- [DATASET RECORDS]:

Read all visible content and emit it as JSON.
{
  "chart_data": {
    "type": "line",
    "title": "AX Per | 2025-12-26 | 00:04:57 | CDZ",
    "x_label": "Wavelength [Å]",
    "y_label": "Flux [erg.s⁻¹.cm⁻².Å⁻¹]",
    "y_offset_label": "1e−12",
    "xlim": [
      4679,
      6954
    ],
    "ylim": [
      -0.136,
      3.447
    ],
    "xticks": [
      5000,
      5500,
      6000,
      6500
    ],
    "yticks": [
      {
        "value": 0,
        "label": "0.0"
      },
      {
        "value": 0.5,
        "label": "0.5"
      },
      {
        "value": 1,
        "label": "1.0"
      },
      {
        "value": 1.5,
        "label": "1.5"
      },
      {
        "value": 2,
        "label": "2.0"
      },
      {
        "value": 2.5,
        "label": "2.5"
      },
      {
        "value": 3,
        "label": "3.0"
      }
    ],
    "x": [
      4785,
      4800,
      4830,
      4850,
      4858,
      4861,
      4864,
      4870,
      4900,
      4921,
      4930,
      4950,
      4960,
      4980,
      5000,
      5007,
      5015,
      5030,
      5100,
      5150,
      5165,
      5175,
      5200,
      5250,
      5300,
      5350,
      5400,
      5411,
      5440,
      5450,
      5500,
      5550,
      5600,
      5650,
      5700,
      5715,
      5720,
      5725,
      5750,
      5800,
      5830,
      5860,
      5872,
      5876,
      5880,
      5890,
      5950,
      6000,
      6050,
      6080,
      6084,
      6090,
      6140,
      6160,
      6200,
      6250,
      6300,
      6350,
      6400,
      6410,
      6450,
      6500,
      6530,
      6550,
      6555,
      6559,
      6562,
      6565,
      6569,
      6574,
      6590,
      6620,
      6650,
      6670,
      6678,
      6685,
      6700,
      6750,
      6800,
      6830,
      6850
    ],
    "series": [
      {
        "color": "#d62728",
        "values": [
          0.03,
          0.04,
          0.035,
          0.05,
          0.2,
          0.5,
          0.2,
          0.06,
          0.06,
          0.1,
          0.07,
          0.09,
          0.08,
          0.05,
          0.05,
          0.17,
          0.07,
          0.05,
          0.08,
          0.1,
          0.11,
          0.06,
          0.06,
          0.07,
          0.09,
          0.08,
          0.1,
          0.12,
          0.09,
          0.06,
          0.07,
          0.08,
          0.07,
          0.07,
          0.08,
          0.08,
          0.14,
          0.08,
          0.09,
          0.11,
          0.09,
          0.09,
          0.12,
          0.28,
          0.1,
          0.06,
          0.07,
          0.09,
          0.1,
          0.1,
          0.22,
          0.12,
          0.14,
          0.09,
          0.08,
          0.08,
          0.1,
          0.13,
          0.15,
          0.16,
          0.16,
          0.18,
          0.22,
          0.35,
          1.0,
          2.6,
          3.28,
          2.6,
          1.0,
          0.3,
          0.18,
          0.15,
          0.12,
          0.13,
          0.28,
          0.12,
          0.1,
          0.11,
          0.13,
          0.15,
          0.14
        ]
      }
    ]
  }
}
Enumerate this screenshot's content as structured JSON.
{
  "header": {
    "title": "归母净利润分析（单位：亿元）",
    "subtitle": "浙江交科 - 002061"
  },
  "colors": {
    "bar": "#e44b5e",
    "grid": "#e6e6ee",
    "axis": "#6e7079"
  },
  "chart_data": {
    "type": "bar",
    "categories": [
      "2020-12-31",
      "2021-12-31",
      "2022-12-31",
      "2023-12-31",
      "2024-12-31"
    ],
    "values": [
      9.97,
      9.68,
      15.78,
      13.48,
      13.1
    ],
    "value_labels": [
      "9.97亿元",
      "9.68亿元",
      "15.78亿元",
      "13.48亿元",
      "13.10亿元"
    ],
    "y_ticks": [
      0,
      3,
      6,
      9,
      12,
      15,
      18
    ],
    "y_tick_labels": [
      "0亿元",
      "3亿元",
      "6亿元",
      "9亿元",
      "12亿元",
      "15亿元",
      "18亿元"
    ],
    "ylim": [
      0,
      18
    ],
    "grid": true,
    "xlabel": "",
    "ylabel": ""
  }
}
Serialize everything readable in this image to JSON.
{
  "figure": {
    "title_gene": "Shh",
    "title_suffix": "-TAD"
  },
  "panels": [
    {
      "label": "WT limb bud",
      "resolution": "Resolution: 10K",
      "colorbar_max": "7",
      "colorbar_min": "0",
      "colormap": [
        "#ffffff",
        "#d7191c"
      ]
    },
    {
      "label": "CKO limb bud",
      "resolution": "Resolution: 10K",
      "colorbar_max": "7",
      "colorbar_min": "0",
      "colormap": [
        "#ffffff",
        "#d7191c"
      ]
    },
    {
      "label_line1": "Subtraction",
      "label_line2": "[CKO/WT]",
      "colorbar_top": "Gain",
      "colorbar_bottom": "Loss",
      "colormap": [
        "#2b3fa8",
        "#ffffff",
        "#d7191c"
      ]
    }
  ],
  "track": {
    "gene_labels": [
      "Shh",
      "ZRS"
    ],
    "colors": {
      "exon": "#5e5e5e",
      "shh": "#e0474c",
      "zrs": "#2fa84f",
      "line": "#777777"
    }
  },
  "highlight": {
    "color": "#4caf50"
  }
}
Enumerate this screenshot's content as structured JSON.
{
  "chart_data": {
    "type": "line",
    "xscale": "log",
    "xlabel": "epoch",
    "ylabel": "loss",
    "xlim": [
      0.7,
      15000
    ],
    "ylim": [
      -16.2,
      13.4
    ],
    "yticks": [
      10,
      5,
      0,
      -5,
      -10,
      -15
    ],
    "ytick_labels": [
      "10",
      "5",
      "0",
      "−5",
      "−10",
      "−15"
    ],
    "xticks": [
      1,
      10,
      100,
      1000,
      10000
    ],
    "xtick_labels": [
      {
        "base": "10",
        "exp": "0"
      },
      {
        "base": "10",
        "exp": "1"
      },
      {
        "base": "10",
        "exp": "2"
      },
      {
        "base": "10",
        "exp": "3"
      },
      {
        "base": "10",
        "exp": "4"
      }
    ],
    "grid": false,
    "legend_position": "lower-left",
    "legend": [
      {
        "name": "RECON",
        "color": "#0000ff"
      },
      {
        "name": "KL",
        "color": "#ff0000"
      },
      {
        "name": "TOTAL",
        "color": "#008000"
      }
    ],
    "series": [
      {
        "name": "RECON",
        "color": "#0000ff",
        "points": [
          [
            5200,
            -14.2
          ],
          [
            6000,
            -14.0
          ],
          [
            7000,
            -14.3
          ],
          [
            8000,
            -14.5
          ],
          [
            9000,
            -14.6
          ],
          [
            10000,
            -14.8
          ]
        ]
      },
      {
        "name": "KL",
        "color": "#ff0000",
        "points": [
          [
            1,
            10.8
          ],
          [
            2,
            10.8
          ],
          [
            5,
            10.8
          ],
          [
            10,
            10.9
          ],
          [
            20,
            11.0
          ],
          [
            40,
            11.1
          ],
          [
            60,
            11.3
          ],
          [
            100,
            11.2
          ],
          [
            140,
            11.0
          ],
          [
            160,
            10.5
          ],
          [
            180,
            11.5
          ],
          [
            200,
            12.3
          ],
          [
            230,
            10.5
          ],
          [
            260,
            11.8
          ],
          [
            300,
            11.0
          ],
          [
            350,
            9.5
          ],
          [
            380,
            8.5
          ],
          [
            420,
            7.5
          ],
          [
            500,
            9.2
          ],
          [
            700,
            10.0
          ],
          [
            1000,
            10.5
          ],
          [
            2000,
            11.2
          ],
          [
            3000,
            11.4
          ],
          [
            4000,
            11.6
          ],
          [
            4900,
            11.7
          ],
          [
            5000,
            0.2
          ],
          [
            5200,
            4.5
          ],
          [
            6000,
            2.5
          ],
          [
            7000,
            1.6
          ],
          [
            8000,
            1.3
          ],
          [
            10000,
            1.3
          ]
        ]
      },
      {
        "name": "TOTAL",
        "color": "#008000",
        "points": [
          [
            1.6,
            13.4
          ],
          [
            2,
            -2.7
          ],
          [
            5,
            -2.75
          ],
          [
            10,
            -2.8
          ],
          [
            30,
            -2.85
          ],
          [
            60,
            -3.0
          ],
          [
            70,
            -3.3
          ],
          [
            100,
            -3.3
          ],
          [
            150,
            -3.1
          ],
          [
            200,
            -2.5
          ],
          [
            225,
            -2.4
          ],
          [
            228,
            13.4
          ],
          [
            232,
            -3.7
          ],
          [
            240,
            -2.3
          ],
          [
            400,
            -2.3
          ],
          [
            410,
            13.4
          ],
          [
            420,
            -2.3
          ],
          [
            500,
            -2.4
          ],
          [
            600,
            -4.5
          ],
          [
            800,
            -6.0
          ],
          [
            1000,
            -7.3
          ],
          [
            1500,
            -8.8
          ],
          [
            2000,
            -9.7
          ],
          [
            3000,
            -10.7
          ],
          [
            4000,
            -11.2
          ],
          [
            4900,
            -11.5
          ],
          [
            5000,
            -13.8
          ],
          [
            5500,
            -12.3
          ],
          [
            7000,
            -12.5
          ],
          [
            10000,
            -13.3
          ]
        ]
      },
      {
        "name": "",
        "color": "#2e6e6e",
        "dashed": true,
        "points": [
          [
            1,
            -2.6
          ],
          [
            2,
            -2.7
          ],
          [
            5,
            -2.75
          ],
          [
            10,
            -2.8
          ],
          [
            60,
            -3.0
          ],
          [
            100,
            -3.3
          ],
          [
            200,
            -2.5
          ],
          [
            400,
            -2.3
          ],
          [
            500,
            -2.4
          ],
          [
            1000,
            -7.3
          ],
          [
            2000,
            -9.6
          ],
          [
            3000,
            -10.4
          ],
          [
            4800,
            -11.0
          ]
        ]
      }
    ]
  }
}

- [TASK]: Show all lines in the entries above where the word "JSON" appears.

- [PROBLEM SOLUTION]:
Read all visible content and emit it as JSON.
Enumerate this screenshot's content as structured JSON.
Serialize everything readable in this image to JSON.
Enumerate this screenshot's content as structured JSON.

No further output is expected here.